Labeled box records:
## Start

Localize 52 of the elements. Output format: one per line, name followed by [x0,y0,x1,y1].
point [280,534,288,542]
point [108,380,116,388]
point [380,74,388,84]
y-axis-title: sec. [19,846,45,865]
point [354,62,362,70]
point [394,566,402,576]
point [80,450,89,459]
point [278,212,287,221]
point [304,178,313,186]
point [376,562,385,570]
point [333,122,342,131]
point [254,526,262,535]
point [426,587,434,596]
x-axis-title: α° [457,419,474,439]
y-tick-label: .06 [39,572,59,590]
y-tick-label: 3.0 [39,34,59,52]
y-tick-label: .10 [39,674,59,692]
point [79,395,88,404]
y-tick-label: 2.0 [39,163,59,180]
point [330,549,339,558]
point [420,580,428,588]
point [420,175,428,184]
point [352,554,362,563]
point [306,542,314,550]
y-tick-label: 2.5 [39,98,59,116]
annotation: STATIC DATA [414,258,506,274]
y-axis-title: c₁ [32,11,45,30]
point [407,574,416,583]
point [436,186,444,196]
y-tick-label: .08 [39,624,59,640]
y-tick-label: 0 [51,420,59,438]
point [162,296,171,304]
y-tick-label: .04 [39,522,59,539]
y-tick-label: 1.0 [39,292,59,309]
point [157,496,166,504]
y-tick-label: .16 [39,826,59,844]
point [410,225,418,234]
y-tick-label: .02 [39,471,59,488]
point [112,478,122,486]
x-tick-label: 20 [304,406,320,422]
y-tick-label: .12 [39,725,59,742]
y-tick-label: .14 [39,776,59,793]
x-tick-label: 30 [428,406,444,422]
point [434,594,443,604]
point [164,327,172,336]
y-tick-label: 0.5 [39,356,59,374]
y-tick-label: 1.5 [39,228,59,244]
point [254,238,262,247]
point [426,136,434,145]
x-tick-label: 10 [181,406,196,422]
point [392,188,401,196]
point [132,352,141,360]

## End

**What is being asked:** Please give back every line of the items above, unchanged.

**Answer below:**
Localize 52 of the elements. Output format: one per line, name followed by [x0,y0,x1,y1].
point [280,534,288,542]
point [108,380,116,388]
point [380,74,388,84]
y-axis-title: sec. [19,846,45,865]
point [354,62,362,70]
point [394,566,402,576]
point [80,450,89,459]
point [278,212,287,221]
point [304,178,313,186]
point [376,562,385,570]
point [333,122,342,131]
point [254,526,262,535]
point [426,587,434,596]
x-axis-title: α° [457,419,474,439]
y-tick-label: .06 [39,572,59,590]
y-tick-label: 3.0 [39,34,59,52]
y-tick-label: .10 [39,674,59,692]
point [79,395,88,404]
y-tick-label: 2.0 [39,163,59,180]
point [330,549,339,558]
point [420,580,428,588]
point [420,175,428,184]
point [352,554,362,563]
point [306,542,314,550]
y-tick-label: 2.5 [39,98,59,116]
annotation: STATIC DATA [414,258,506,274]
y-axis-title: c₁ [32,11,45,30]
point [407,574,416,583]
point [436,186,444,196]
y-tick-label: .08 [39,624,59,640]
y-tick-label: 0 [51,420,59,438]
point [162,296,171,304]
y-tick-label: .04 [39,522,59,539]
y-tick-label: 1.0 [39,292,59,309]
point [157,496,166,504]
y-tick-label: .16 [39,826,59,844]
point [410,225,418,234]
y-tick-label: .02 [39,471,59,488]
point [112,478,122,486]
x-tick-label: 20 [304,406,320,422]
y-tick-label: .12 [39,725,59,742]
y-tick-label: .14 [39,776,59,793]
x-tick-label: 30 [428,406,444,422]
point [434,594,443,604]
point [164,327,172,336]
y-tick-label: 0.5 [39,356,59,374]
y-tick-label: 1.5 [39,228,59,244]
point [254,238,262,247]
point [426,136,434,145]
x-tick-label: 10 [181,406,196,422]
point [392,188,401,196]
point [132,352,141,360]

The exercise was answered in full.